## [What is asked]
Which lines contain the string "Χάνδακας"? Please list every one of them.

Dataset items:
□ □ □ □

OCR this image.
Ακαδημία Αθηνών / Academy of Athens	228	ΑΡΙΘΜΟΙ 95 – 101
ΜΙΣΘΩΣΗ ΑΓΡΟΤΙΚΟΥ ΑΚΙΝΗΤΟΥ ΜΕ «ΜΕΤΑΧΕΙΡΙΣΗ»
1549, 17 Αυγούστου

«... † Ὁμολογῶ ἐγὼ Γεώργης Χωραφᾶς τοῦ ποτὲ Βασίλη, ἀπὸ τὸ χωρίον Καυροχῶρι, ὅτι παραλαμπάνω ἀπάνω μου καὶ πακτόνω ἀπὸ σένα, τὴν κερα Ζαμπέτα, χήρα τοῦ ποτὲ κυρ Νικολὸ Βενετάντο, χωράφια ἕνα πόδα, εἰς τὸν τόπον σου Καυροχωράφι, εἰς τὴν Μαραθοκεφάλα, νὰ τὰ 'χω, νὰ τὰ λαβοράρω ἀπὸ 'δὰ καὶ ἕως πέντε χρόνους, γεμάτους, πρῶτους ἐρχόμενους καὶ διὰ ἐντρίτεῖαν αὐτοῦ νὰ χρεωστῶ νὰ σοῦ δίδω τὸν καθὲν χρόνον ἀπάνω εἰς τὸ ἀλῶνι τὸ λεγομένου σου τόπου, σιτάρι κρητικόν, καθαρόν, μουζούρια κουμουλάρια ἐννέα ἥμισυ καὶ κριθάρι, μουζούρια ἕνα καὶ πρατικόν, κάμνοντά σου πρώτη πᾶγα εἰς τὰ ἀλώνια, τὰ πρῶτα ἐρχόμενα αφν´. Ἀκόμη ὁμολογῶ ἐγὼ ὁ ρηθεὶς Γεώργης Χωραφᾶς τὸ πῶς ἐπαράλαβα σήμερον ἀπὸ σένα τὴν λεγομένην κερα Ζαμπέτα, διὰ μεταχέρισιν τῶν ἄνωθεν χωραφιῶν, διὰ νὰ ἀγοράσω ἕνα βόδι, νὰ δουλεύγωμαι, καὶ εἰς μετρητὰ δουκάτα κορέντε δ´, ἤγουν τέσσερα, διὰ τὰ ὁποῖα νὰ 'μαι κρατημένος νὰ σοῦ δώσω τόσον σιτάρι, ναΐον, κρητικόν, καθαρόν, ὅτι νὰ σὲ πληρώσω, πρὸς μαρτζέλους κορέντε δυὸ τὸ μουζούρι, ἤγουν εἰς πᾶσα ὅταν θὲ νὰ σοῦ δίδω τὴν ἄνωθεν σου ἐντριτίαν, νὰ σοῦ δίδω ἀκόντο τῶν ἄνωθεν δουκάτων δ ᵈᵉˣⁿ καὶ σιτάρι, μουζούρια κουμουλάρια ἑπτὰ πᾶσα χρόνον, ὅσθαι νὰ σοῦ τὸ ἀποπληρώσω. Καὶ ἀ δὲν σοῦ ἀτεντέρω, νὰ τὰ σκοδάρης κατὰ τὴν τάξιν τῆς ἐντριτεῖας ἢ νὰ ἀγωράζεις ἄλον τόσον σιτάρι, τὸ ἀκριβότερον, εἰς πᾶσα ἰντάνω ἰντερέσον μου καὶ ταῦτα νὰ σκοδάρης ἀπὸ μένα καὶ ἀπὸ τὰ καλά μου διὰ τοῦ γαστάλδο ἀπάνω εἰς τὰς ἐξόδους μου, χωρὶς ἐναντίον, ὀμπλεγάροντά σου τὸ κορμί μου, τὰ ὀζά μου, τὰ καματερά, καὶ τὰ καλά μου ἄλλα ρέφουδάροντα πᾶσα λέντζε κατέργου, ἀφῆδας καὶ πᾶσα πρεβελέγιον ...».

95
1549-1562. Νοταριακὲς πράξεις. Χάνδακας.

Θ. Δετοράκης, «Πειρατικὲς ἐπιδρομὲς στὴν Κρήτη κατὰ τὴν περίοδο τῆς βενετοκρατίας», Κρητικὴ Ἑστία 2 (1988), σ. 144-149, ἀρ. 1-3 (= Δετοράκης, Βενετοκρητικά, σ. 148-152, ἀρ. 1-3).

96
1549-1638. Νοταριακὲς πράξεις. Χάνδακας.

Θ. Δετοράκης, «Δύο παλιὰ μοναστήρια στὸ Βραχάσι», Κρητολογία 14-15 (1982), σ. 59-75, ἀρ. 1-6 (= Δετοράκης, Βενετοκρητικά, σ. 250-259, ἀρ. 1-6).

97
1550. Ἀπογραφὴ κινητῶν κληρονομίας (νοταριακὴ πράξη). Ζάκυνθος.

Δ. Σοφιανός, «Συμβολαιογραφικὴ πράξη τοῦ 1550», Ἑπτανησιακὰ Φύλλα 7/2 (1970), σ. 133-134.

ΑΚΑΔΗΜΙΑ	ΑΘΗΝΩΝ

□ □ □ □

## [Exercise answer]
1549-1562. Νοταριακὲς πράξεις. Χάνδακας.
1549-1638. Νοταριακὲς πράξεις. Χάνδακας.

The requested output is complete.